> WHAT IS BEING ASKED
Reproduce all of the material word for word.

-- Begin --

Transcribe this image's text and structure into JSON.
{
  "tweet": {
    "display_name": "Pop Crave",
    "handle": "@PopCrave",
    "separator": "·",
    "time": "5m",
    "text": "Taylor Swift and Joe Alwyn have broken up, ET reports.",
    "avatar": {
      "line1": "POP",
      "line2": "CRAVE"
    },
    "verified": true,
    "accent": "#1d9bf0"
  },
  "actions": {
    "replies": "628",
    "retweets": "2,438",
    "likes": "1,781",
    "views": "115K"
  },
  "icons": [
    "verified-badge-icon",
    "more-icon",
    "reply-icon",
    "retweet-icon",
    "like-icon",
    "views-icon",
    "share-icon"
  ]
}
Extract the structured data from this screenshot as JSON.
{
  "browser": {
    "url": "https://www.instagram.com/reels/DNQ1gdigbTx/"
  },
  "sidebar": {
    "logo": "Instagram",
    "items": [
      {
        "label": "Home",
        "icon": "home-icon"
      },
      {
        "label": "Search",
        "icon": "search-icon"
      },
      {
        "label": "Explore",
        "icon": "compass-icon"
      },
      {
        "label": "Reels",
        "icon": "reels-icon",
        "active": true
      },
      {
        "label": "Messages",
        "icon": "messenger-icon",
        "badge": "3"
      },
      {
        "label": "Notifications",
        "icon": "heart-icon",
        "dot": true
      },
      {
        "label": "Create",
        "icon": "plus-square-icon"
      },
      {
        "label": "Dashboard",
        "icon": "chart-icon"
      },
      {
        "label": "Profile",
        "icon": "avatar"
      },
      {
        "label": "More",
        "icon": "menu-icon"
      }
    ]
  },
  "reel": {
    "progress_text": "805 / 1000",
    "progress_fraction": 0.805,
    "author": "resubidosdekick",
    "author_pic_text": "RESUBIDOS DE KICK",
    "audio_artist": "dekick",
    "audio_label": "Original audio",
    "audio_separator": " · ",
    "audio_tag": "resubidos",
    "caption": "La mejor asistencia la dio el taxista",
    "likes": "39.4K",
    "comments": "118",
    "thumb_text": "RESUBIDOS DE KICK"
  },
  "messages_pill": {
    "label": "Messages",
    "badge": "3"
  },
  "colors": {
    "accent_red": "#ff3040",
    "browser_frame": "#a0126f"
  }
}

-- End --

> SOLUTION TO THE PROBLEM
Transcribe this image's text and structure into JSON.
{
  "tweet": {
    "display_name": "Pop Crave",
    "handle": "@PopCrave",
    "separator": "·",
    "time": "5m",
    "text": "Taylor Swift and Joe Alwyn have broken up, ET reports.",
    "avatar": {
      "line1": "POP",
      "line2": "CRAVE"
    },
    "verified": true,
    "accent": "#1d9bf0"
  },
  "actions": {
    "replies": "628",
    "retweets": "2,438",
    "likes": "1,781",
    "views": "115K"
  },
  "icons": [
    "verified-badge-icon",
    "more-icon",
    "reply-icon",
    "retweet-icon",
    "like-icon",
    "views-icon",
    "share-icon"
  ]
}
Extract the structured data from this screenshot as JSON.
{
  "browser": {
    "url": "https://www.instagram.com/reels/DNQ1gdigbTx/"
  },
  "sidebar": {
    "logo": "Instagram",
    "items": [
      {
        "label": "Home",
        "icon": "home-icon"
      },
      {
        "label": "Search",
        "icon": "search-icon"
      },
      {
        "label": "Explore",
        "icon": "compass-icon"
      },
      {
        "label": "Reels",
        "icon": "reels-icon",
        "active": true
      },
      {
        "label": "Messages",
        "icon": "messenger-icon",
        "badge": "3"
      },
      {
        "label": "Notifications",
        "icon": "heart-icon",
        "dot": true
      },
      {
        "label": "Create",
        "icon": "plus-square-icon"
      },
      {
        "label": "Dashboard",
        "icon": "chart-icon"
      },
      {
        "label": "Profile",
        "icon": "avatar"
      },
      {
        "label": "More",
        "icon": "menu-icon"
      }
    ]
  },
  "reel": {
    "progress_text": "805 / 1000",
    "progress_fraction": 0.805,
    "author": "resubidosdekick",
    "author_pic_text": "RESUBIDOS DE KICK",
    "audio_artist": "dekick",
    "audio_label": "Original audio",
    "audio_separator": " · ",
    "audio_tag": "resubidos",
    "caption": "La mejor asistencia la dio el taxista",
    "likes": "39.4K",
    "comments": "118",
    "thumb_text": "RESUBIDOS DE KICK"
  },
  "messages_pill": {
    "label": "Messages",
    "badge": "3"
  },
  "colors": {
    "accent_red": "#ff3040",
    "browser_frame": "#a0126f"
  }
}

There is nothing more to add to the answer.